§ Task objective: Copy each line of the entries that includes the word "icon".

§ Listed records:
=======
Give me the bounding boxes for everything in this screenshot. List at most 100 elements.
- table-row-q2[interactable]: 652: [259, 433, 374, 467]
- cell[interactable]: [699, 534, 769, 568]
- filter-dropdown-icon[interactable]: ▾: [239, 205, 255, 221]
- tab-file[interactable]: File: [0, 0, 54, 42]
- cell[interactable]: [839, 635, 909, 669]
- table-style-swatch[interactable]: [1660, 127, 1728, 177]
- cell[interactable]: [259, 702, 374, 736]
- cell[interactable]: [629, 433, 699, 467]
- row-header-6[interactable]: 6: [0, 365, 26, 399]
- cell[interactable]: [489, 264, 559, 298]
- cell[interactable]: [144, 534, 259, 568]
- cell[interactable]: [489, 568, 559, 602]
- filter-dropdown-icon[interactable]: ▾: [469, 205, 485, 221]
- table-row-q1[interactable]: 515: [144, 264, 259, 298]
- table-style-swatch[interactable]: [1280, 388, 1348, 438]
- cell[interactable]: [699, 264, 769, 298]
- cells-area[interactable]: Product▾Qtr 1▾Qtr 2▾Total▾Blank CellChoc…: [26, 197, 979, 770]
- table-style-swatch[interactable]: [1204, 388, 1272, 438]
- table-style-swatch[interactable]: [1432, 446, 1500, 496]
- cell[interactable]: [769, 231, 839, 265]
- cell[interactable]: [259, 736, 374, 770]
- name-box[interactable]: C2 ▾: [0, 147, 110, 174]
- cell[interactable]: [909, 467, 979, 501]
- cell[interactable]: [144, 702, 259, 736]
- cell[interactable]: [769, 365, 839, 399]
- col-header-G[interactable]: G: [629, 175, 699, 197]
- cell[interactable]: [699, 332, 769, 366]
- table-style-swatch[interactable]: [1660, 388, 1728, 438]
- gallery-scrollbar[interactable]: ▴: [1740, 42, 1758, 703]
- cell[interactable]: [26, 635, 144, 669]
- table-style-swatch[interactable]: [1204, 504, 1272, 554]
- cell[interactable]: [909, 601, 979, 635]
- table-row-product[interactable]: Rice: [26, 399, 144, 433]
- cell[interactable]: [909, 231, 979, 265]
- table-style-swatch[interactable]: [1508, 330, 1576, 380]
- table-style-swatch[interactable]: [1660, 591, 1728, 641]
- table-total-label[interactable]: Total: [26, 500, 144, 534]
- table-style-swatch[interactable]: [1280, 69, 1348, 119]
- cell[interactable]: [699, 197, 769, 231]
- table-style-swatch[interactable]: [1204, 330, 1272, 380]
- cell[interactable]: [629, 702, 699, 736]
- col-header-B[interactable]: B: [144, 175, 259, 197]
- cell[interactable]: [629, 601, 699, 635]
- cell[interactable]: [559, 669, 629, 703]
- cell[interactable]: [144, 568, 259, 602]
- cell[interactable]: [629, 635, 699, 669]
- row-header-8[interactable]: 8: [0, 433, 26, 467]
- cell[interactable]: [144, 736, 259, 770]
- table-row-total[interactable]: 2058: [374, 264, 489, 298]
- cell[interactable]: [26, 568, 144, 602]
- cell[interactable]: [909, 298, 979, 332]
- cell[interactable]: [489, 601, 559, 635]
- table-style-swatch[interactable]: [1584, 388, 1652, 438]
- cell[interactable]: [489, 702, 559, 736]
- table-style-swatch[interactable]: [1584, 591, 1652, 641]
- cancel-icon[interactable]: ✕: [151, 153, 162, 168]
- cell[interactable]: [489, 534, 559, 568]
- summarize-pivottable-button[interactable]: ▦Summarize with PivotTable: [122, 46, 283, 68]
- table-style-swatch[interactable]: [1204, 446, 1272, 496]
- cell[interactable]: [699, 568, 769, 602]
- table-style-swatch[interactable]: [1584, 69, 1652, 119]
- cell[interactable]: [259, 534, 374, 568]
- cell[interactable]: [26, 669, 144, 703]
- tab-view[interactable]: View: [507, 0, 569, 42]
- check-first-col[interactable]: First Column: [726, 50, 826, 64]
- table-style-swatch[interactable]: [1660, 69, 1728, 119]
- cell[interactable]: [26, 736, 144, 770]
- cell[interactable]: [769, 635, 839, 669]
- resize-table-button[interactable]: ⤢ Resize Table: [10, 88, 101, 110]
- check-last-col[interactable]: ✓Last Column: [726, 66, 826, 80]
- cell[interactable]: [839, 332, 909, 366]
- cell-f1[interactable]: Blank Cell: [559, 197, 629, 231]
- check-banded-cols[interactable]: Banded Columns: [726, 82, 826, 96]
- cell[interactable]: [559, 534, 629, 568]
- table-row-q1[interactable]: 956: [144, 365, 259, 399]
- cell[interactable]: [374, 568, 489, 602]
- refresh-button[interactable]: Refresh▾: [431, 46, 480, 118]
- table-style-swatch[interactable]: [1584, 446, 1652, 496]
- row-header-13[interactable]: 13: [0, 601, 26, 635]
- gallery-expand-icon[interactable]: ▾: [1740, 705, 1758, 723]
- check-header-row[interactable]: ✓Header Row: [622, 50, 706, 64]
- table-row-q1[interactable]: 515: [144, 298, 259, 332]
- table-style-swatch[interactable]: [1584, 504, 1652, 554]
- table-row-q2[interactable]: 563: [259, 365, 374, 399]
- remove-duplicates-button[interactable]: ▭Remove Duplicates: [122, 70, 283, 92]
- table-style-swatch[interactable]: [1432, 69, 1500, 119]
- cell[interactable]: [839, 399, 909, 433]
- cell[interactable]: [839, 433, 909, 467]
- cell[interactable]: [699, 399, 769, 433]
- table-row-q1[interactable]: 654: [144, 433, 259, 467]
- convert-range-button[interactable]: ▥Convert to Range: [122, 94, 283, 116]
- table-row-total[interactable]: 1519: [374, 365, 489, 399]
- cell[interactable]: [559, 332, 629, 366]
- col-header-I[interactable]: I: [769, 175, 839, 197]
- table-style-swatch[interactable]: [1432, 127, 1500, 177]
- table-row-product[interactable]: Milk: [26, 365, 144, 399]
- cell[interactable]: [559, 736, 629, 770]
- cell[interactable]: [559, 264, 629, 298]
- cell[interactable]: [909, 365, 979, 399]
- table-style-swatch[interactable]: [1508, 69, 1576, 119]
=======
§ Result for this task:
- filter-dropdown-icon[interactable]: ▾: [239, 205, 255, 221]
- filter-dropdown-icon[interactable]: ▾: [469, 205, 485, 221]
- cancel-icon[interactable]: ✕: [151, 153, 162, 168]
- gallery-expand-icon[interactable]: ▾: [1740, 705, 1758, 723]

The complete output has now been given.